**WORK TO COMPLETE**
Write out every line of the material as it stands, apart from the pictures.

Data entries
* * *
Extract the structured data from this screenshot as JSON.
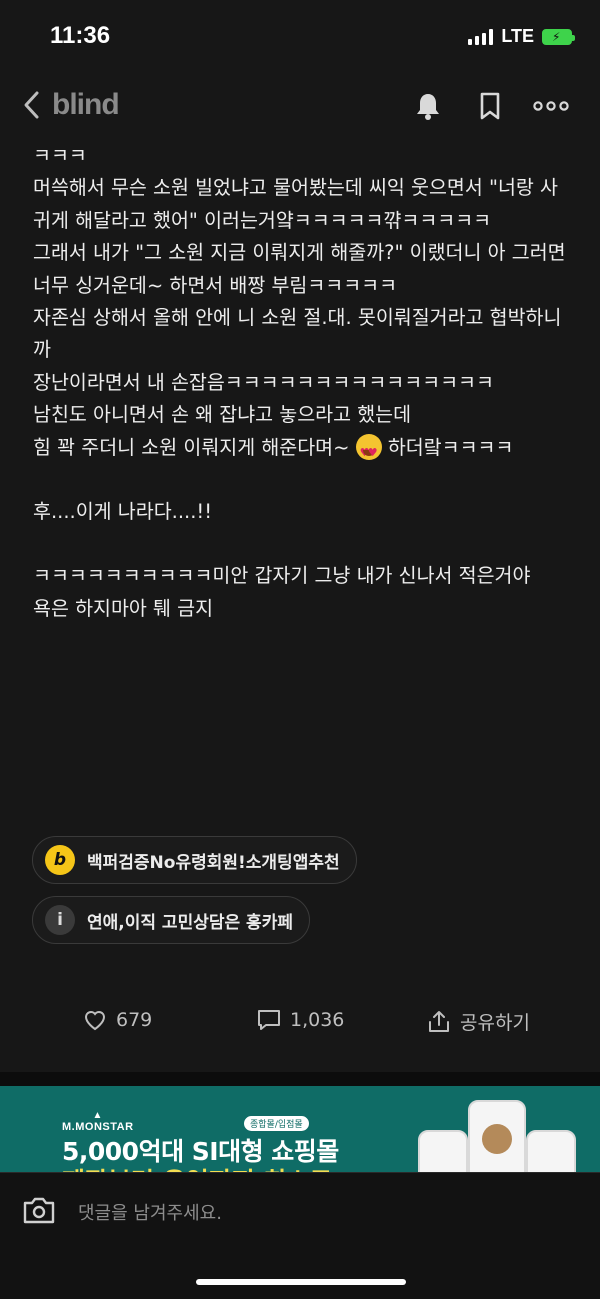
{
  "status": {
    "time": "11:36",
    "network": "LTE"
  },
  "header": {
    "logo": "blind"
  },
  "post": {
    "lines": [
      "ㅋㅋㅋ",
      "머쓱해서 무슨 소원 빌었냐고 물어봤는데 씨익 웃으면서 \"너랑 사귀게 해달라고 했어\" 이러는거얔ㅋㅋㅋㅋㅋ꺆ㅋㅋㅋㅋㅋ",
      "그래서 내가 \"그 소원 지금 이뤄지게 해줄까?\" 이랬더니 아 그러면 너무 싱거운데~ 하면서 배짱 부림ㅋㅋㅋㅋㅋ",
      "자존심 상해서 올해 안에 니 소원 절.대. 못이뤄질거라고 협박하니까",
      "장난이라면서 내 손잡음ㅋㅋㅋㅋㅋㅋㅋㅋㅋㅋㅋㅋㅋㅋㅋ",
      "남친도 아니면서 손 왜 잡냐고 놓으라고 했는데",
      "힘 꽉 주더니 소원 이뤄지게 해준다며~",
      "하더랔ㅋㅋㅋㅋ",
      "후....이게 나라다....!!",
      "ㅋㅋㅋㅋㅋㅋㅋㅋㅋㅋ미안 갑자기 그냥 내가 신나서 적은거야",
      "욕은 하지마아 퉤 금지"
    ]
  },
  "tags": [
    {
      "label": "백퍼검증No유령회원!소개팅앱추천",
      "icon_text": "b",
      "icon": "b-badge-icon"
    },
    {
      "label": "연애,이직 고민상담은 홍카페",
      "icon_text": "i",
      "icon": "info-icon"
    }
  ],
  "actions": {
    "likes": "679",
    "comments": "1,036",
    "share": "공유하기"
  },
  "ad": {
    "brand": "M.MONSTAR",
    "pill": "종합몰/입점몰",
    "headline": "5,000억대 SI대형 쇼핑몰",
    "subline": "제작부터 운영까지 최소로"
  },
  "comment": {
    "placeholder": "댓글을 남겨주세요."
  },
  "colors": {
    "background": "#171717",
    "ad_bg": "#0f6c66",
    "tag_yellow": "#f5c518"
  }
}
* * *
**CORRECT RESULT**
Extract the structured data from this screenshot as JSON.
{
  "status": {
    "time": "11:36",
    "network": "LTE"
  },
  "header": {
    "logo": "blind"
  },
  "post": {
    "lines": [
      "ㅋㅋㅋ",
      "머쓱해서 무슨 소원 빌었냐고 물어봤는데 씨익 웃으면서 \"너랑 사귀게 해달라고 했어\" 이러는거얔ㅋㅋㅋㅋㅋ꺆ㅋㅋㅋㅋㅋ",
      "그래서 내가 \"그 소원 지금 이뤄지게 해줄까?\" 이랬더니 아 그러면 너무 싱거운데~ 하면서 배짱 부림ㅋㅋㅋㅋㅋ",
      "자존심 상해서 올해 안에 니 소원 절.대. 못이뤄질거라고 협박하니까",
      "장난이라면서 내 손잡음ㅋㅋㅋㅋㅋㅋㅋㅋㅋㅋㅋㅋㅋㅋㅋ",
      "남친도 아니면서 손 왜 잡냐고 놓으라고 했는데",
      "힘 꽉 주더니 소원 이뤄지게 해준다며~",
      "하더랔ㅋㅋㅋㅋ",
      "후....이게 나라다....!!",
      "ㅋㅋㅋㅋㅋㅋㅋㅋㅋㅋ미안 갑자기 그냥 내가 신나서 적은거야",
      "욕은 하지마아 퉤 금지"
    ]
  },
  "tags": [
    {
      "label": "백퍼검증No유령회원!소개팅앱추천",
      "icon_text": "b",
      "icon": "b-badge-icon"
    },
    {
      "label": "연애,이직 고민상담은 홍카페",
      "icon_text": "i",
      "icon": "info-icon"
    }
  ],
  "actions": {
    "likes": "679",
    "comments": "1,036",
    "share": "공유하기"
  },
  "ad": {
    "brand": "M.MONSTAR",
    "pill": "종합몰/입점몰",
    "headline": "5,000억대 SI대형 쇼핑몰",
    "subline": "제작부터 운영까지 최소로"
  },
  "comment": {
    "placeholder": "댓글을 남겨주세요."
  },
  "colors": {
    "background": "#171717",
    "ad_bg": "#0f6c66",
    "tag_yellow": "#f5c518"
  }
}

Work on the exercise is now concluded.